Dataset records
★ ★ ★ ★
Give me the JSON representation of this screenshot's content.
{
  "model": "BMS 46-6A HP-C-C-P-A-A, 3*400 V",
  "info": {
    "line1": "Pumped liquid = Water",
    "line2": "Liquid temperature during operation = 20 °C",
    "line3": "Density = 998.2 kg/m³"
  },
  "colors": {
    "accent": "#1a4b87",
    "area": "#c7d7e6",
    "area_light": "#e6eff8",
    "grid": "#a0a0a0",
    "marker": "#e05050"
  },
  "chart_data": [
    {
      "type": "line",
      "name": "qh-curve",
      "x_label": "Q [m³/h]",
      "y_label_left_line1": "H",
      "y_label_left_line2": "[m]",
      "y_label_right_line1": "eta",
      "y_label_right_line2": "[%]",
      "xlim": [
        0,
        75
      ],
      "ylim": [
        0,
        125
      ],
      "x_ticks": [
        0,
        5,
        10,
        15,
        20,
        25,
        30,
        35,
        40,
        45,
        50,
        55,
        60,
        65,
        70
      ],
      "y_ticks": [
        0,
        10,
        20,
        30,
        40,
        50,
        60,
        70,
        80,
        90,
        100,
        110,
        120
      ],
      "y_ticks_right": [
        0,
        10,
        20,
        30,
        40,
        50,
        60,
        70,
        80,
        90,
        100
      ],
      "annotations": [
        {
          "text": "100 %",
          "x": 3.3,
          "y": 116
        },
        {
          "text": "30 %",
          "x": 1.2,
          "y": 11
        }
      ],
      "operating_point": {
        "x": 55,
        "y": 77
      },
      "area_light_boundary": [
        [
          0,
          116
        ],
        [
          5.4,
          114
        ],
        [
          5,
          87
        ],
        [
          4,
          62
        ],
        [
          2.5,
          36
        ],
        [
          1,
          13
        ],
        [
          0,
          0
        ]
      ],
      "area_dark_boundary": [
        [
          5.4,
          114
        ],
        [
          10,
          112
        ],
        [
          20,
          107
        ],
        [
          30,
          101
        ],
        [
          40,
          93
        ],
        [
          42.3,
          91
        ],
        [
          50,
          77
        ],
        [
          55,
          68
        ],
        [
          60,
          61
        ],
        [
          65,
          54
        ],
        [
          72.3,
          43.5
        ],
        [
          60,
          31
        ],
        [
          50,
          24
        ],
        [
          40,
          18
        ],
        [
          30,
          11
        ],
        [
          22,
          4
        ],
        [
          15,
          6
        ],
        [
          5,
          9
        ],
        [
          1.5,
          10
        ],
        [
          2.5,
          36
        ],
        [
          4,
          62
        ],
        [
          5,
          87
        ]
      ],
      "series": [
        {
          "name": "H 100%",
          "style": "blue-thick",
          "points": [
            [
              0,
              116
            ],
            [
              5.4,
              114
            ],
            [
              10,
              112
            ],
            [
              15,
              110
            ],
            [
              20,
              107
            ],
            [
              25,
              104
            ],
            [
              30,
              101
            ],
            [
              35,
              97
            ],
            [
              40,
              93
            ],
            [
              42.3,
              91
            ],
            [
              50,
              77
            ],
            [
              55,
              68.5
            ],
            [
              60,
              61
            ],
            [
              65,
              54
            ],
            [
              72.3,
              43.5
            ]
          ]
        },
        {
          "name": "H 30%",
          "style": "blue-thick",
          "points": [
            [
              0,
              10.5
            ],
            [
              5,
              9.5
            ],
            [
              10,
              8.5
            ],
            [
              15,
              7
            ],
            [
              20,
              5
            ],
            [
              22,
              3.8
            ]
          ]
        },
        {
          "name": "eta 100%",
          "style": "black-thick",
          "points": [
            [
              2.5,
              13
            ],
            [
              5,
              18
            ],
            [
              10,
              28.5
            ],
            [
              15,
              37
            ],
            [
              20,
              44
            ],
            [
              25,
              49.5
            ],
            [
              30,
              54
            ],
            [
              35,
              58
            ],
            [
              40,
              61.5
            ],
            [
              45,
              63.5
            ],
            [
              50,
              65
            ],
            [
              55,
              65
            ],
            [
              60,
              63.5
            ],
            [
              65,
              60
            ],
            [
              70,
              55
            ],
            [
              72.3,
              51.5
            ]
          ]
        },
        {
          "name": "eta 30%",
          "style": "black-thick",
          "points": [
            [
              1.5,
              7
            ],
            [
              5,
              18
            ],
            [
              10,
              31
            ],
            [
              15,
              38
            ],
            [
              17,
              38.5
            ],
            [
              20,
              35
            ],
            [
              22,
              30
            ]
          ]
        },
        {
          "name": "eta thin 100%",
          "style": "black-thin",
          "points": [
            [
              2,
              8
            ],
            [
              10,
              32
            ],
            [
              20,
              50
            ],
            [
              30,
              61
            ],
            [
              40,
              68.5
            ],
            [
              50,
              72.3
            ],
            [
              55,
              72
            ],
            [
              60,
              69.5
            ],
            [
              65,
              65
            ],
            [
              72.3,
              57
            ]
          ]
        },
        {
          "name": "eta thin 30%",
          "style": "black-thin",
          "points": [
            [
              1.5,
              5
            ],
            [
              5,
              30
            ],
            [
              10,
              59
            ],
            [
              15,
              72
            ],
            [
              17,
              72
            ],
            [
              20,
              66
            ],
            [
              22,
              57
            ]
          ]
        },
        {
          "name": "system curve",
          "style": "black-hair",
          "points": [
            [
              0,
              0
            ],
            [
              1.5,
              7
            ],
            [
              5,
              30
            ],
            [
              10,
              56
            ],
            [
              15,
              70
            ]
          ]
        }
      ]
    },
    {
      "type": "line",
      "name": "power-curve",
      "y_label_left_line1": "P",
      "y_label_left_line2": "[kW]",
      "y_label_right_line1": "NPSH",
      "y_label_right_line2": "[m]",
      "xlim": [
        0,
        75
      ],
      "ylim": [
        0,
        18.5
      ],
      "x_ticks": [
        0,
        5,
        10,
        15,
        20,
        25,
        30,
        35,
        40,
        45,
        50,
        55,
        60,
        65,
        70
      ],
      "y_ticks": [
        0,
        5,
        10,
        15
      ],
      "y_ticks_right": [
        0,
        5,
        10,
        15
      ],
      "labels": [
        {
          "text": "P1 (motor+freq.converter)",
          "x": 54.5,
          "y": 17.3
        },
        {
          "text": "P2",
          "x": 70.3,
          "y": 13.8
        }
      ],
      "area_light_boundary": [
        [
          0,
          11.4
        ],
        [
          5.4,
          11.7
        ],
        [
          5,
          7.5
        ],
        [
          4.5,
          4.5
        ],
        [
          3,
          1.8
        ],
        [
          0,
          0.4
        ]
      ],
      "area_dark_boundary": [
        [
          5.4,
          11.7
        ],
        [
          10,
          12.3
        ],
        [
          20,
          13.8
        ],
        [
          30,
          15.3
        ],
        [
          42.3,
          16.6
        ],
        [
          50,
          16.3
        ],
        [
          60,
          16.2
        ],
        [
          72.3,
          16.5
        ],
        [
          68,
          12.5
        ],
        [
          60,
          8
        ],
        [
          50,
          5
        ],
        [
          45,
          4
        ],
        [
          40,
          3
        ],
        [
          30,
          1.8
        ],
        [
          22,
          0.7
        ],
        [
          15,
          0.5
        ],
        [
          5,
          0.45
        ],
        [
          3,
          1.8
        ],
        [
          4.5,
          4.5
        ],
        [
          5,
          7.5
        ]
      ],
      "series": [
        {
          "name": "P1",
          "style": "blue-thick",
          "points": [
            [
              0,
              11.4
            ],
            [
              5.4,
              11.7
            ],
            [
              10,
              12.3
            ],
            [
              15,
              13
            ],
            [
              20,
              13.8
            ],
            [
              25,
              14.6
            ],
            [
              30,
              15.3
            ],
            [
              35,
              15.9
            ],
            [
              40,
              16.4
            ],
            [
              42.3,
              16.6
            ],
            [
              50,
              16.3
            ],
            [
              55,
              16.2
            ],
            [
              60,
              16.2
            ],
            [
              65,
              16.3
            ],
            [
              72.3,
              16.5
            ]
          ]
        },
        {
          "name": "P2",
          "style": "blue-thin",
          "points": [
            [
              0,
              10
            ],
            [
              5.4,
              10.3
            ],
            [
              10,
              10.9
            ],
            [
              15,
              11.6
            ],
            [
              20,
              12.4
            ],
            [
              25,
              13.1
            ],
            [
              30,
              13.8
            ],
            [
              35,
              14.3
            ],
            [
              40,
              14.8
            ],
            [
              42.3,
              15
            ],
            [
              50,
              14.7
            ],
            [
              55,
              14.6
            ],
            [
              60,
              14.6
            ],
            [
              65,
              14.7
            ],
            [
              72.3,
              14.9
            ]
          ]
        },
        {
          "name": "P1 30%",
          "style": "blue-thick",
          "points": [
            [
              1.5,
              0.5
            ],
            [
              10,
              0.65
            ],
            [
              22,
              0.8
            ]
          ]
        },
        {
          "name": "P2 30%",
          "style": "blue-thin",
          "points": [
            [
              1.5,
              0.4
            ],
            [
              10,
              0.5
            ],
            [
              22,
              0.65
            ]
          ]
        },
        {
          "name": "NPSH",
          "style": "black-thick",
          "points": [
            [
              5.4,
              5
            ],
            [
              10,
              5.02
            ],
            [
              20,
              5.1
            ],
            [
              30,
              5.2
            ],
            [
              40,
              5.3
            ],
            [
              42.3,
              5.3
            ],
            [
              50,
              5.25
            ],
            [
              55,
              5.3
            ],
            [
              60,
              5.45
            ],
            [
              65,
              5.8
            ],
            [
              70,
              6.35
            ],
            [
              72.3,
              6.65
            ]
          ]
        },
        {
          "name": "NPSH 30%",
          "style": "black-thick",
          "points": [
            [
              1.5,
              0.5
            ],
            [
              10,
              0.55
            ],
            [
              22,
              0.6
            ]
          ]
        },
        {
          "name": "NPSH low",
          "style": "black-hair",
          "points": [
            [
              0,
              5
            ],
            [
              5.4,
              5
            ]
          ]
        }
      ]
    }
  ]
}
★ ★ ★ ★
_WHAT THE TASK REQUIRES_
Find every line that holds "text" and copy it.

_SOLVED EXERCISE_
          "text": "100 %",
          "text": "30 %",
          "text": "P1 (motor+freq.converter)",
          "text": "P2",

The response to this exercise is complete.